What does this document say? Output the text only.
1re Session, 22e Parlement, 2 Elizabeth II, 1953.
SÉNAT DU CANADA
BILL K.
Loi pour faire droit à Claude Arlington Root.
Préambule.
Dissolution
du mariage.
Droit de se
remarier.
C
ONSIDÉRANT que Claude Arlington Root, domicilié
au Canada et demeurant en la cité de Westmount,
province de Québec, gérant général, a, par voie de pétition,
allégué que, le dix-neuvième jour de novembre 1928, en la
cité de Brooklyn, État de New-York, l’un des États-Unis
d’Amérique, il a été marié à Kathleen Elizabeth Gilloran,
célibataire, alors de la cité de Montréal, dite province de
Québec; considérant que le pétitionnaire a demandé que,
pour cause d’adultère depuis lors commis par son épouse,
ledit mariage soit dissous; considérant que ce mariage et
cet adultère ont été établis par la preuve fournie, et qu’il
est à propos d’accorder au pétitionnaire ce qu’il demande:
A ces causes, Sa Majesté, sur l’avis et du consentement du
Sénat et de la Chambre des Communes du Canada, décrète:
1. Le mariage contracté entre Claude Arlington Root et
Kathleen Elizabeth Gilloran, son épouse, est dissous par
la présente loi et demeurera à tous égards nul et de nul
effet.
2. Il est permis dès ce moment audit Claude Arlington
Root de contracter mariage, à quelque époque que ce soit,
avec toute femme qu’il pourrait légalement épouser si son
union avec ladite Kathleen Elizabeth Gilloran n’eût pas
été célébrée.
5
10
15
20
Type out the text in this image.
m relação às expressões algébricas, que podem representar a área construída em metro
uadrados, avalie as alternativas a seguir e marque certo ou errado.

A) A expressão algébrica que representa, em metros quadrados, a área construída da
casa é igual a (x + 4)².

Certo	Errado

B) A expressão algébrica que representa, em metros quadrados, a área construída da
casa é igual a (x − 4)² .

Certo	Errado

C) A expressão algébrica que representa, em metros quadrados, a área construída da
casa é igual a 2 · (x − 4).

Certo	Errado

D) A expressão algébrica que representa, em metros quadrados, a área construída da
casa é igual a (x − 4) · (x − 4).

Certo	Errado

# # # # # # #

Objective: Print out the whole listing exactly as it appears.

Solution for this problem:
What does this document say? Output the text only.
1re Session, 22e Parlement, 2 Elizabeth II, 1953.
SÉNAT DU CANADA
BILL K.
Loi pour faire droit à Claude Arlington Root.
Préambule.
Dissolution
du mariage.
Droit de se
remarier.
C
ONSIDÉRANT que Claude Arlington Root, domicilié
au Canada et demeurant en la cité de Westmount,
province de Québec, gérant général, a, par voie de pétition,
allégué que, le dix-neuvième jour de novembre 1928, en la
cité de Brooklyn, État de New-York, l’un des États-Unis
d’Amérique, il a été marié à Kathleen Elizabeth Gilloran,
célibataire, alors de la cité de Montréal, dite province de
Québec; considérant que le pétitionnaire a demandé que,
pour cause d’adultère depuis lors commis par son épouse,
ledit mariage soit dissous; considérant que ce mariage et
cet adultère ont été établis par la preuve fournie, et qu’il
est à propos d’accorder au pétitionnaire ce qu’il demande:
A ces causes, Sa Majesté, sur l’avis et du consentement du
Sénat et de la Chambre des Communes du Canada, décrète:
1. Le mariage contracté entre Claude Arlington Root et
Kathleen Elizabeth Gilloran, son épouse, est dissous par
la présente loi et demeurera à tous égards nul et de nul
effet.
2. Il est permis dès ce moment audit Claude Arlington
Root de contracter mariage, à quelque époque que ce soit,
avec toute femme qu’il pourrait légalement épouser si son
union avec ladite Kathleen Elizabeth Gilloran n’eût pas
été célébrée.
5
10
15
20
Type out the text in this image.
m relação às expressões algébricas, que podem representar a área construída em metro
uadrados, avalie as alternativas a seguir e marque certo ou errado.

A) A expressão algébrica que representa, em metros quadrados, a área construída da
casa é igual a (x + 4)².

Certo	Errado

B) A expressão algébrica que representa, em metros quadrados, a área construída da
casa é igual a (x − 4)² .

Certo	Errado

C) A expressão algébrica que representa, em metros quadrados, a área construída da
casa é igual a 2 · (x − 4).

Certo	Errado

D) A expressão algébrica que representa, em metros quadrados, a área construída da
casa é igual a (x − 4) · (x − 4).

Certo	Errado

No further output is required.